▶ **Exercise task**:
Please reproduce the part of the data that opens with the line containing "text-line-content: 果，我们以后择业选择的是专业，做一名网络编辑的话，那么，我们的这些经验将 <box>142" and closes with the line containing "text-line <box>142 151 822 186</box>", keeping both of those lines and every character unchanged.

▶ **Recorded data**:
# # # # # # #
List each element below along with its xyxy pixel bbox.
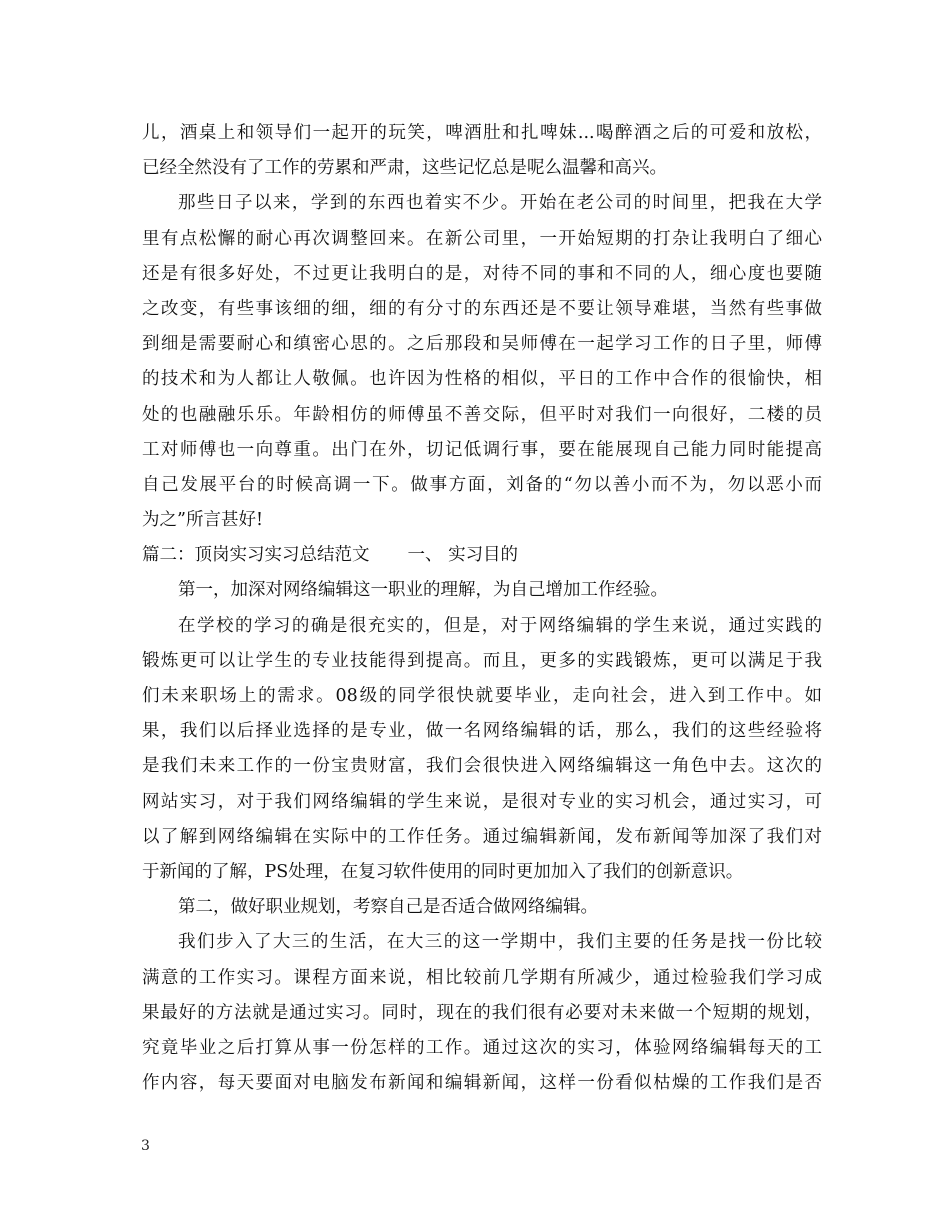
text-line-content: 果，我们以后择业选择的是专业，做一名网络编辑的话，那么，我们的这些经验将 <box>142 721 822 742</box>
text-line <box>142 433 822 468</box>
text-line-content: 究竟毕业之后打算从事一份怎样的工作。通过这次的实习，体验网络编辑每天的工 <box>142 1037 822 1058</box>
text-line <box>142 503 822 538</box>
text-line-content: 儿，酒桌上和领导们一起开的玩笑，啤酒肚和扎啤妹...喝醉酒之后的可爱和放松， <box>142 123 822 143</box>
text-line <box>142 151 822 186</box>
text-line-content: 到细是需要耐心和缜密心思的。之后那段和吴师傅在一起学习工作的日子里，师傅 <box>142 334 822 355</box>
text-line-content: 里有点松懈的耐心再次调整回来。在新公司里，一开始短期的打杂让我明白了细心 <box>142 228 822 249</box>
text-line <box>142 468 822 503</box>
text-line <box>142 714 822 749</box>
text-line <box>142 257 822 292</box>
text-line-content: 锻炼更可以让学生的专业技能得到提高。而且，更多的实践锻炼，更可以满足于我 <box>142 650 822 671</box>
text-line-content: 于新闻的了解，PS处理，在复习软件使用的同时更加加入了我们的创新意识。 <box>142 861 744 882</box>
text-line-content: 们未来职场上的需求。08级的同学很快就要毕业，走向社会，进入到工作中。如 <box>142 686 822 706</box>
text-line-content: 第一，加深对网络编辑这一职业的理解，为自己增加工作经验。 <box>178 580 668 601</box>
text-line <box>142 1066 822 1101</box>
text-line <box>142 222 822 257</box>
text-line-content: 篇二：顶岗实习实习总结范文 <box>142 545 370 566</box>
text-line <box>142 362 822 397</box>
text-line <box>142 292 822 327</box>
text-line-content: 之改变，有些事该细的细，细的有分寸的东西还是不要让领导难堪，当然有些事做 <box>142 298 822 319</box>
text-line <box>142 398 822 433</box>
text-line-content: 作内容，每天要面对电脑发布新闻和编辑新闻，这样一份看似枯燥的工作我们是否 <box>142 1073 822 1094</box>
text-line <box>142 609 822 644</box>
text-line <box>142 961 822 996</box>
text-line-content: 网站实习，对于我们网络编辑的学生来说，是很对专业的实习机会，通过实习，可 <box>142 791 822 812</box>
text-line <box>142 116 822 151</box>
text-line <box>142 925 822 960</box>
text-line-content: 自己发展平台的时候高调一下。做事方面，刘备的“勿以善小而不为，勿以恶小而 <box>142 474 822 495</box>
text-line <box>142 327 822 362</box>
page-number: 3 <box>141 1138 150 1154</box>
text-line <box>142 855 822 890</box>
text-line-content: 以了解到网络编辑在实际中的工作任务。通过编辑新闻，发布新闻等加深了我们对 <box>142 826 822 847</box>
text-line-content: 为之”所言甚好! <box>142 510 263 531</box>
text-line-content: 在学校的学习的确是很充实的，但是，对于网络编辑的学生来说，通过实践的 <box>178 615 822 636</box>
text-line <box>142 186 822 221</box>
text-line <box>142 820 822 855</box>
text-line-content: 满意的工作实习。课程方面来说，相比较前几学期有所减少，通过检验我们学习成 <box>142 967 822 988</box>
text-line <box>142 573 822 608</box>
text-line-content: 是我们未来工作的一份宝贵财富，我们会很快进入网络编辑这一角色中去。这次的 <box>142 756 822 777</box>
document-body <box>142 116 822 1101</box>
text-line <box>142 1031 822 1066</box>
text-line <box>142 785 822 820</box>
text-line-content: 还是有很多好处，不过更让我明白的是，对待不同的事和不同的人，细心度也要随 <box>142 263 822 284</box>
text-line <box>142 749 822 784</box>
text-line-content: 已经全然没有了工作的劳累和严肃，这些记忆总是呢么温馨和高兴。 <box>142 158 667 179</box>
text-line-content: 我们步入了大三的生活，在大三的这一学期中，我们主要的任务是找一份比较 <box>178 932 822 953</box>
text-line-content: 第二，做好职业规划，考察自己是否适合做网络编辑。 <box>178 897 598 918</box>
text-line <box>142 890 822 925</box>
text-line-content: 那些日子以来，学到的东西也着实不少。开始在老公司的时间里，把我在大学 <box>178 193 822 214</box>
text-line <box>142 644 822 679</box>
text-line-content: 工对师傅也一向尊重。出门在外，切记低调行事，要在能展现自己能力同时能提高 <box>142 439 822 460</box>
text-line <box>142 996 822 1031</box>
text-line-content: 果最好的方法就是通过实习。同时，现在的我们很有必要对未来做一个短期的规划， <box>142 1002 822 1023</box>
text-line <box>142 679 822 714</box>
text-line-content: 处的也融融乐乐。年龄相仿的师傅虽不善交际，但平时对我们一向很好，二楼的员 <box>142 404 822 425</box>
text-line-content: 的技术和为人都让人敬佩。也许因为性格的相似，平日的工作中合作的很愉快，相 <box>142 369 822 390</box>
section-heading <box>142 538 822 573</box>
section-subheading: 一、 实习目的 <box>407 545 519 566</box>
# # # # # # #
▶ **Exercise output**:
text-line-content: 果，我们以后择业选择的是专业，做一名网络编辑的话，那么，我们的这些经验将 <box>142 721 822 742</box>
text-line <box>142 433 822 468</box>
text-line-content: 究竟毕业之后打算从事一份怎样的工作。通过这次的实习，体验网络编辑每天的工 <box>142 1037 822 1058</box>
text-line <box>142 503 822 538</box>
text-line-content: 儿，酒桌上和领导们一起开的玩笑，啤酒肚和扎啤妹...喝醉酒之后的可爱和放松， <box>142 123 822 143</box>
text-line <box>142 151 822 186</box>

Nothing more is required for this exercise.